**What to work on:** Carry none of the pictures over; write out the complete data exactly.

**Listing:**
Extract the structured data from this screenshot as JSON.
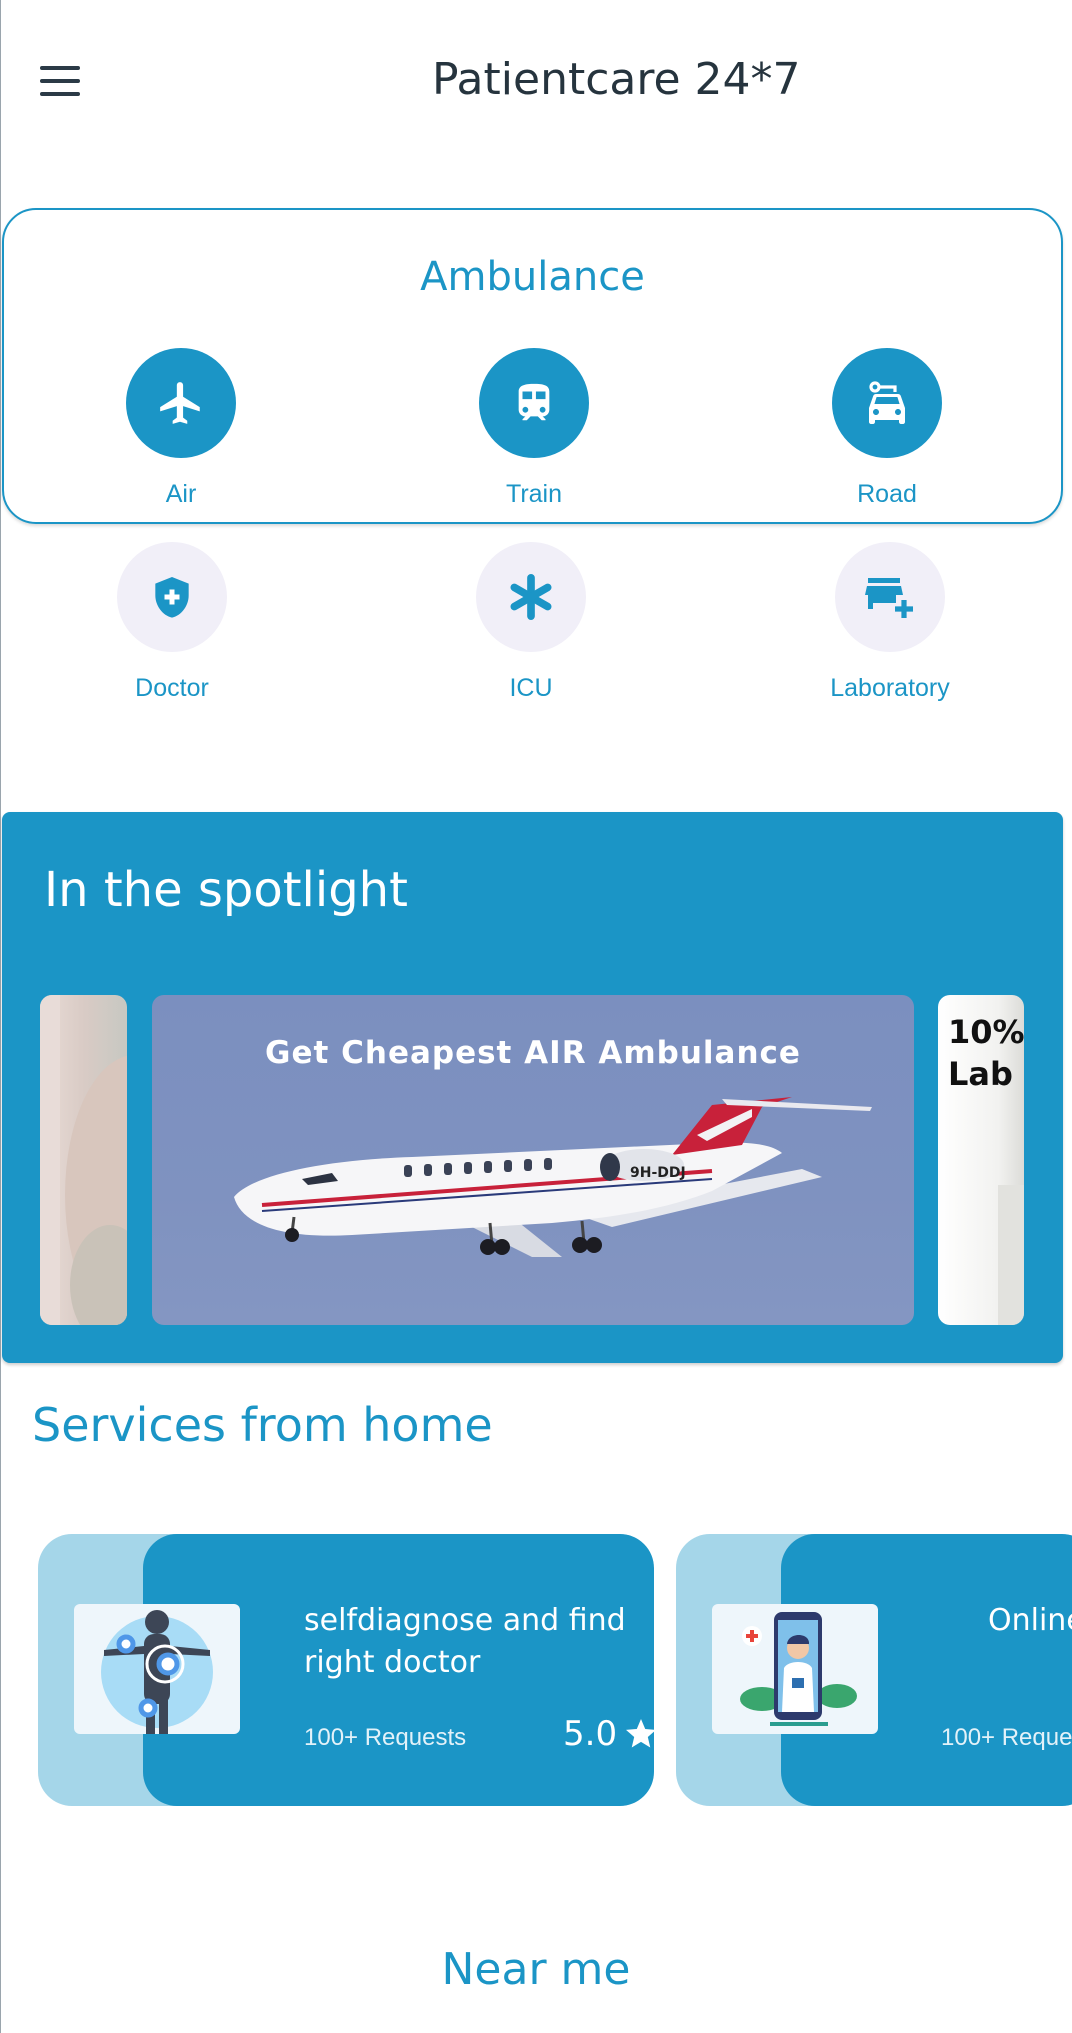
{
  "header": {
    "title": "Patientcare 24*7",
    "menu_icon": "menu-icon"
  },
  "ambulance": {
    "title": "Ambulance",
    "items": [
      {
        "label": "Air",
        "icon": "airplane-icon"
      },
      {
        "label": "Train",
        "icon": "train-icon"
      },
      {
        "label": "Road",
        "icon": "car-icon"
      }
    ]
  },
  "services": [
    {
      "label": "Doctor",
      "icon": "shield-plus-icon"
    },
    {
      "label": "ICU",
      "icon": "asterisk-icon"
    },
    {
      "label": "Laboratory",
      "icon": "store-plus-icon"
    }
  ],
  "spotlight": {
    "title": "In the spotlight",
    "main_banner_caption": "Get Cheapest AIR Ambulance",
    "right_banner_text": "10%\nLab",
    "plane_registration": "9H-DDJ"
  },
  "services_from_home": {
    "title": "Services from home",
    "cards": [
      {
        "name": "selfdiagnose and find right doctor",
        "requests": "100+ Requests",
        "rating": "5.0"
      },
      {
        "name": "Online",
        "requests": "100+ Reque",
        "rating": ""
      }
    ]
  },
  "near_me": {
    "label": "Near me"
  },
  "colors": {
    "primary": "#1b95c6",
    "primary_light": "#a5d6e9",
    "icon_bg": "#f1eff8"
  }
}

**Answer for the task:**
Extract the structured data from this screenshot as JSON.
{
  "header": {
    "title": "Patientcare 24*7",
    "menu_icon": "menu-icon"
  },
  "ambulance": {
    "title": "Ambulance",
    "items": [
      {
        "label": "Air",
        "icon": "airplane-icon"
      },
      {
        "label": "Train",
        "icon": "train-icon"
      },
      {
        "label": "Road",
        "icon": "car-icon"
      }
    ]
  },
  "services": [
    {
      "label": "Doctor",
      "icon": "shield-plus-icon"
    },
    {
      "label": "ICU",
      "icon": "asterisk-icon"
    },
    {
      "label": "Laboratory",
      "icon": "store-plus-icon"
    }
  ],
  "spotlight": {
    "title": "In the spotlight",
    "main_banner_caption": "Get Cheapest AIR Ambulance",
    "right_banner_text": "10%\nLab",
    "plane_registration": "9H-DDJ"
  },
  "services_from_home": {
    "title": "Services from home",
    "cards": [
      {
        "name": "selfdiagnose and find right doctor",
        "requests": "100+ Requests",
        "rating": "5.0"
      },
      {
        "name": "Online",
        "requests": "100+ Reque",
        "rating": ""
      }
    ]
  },
  "near_me": {
    "label": "Near me"
  },
  "colors": {
    "primary": "#1b95c6",
    "primary_light": "#a5d6e9",
    "icon_bg": "#f1eff8"
  }
}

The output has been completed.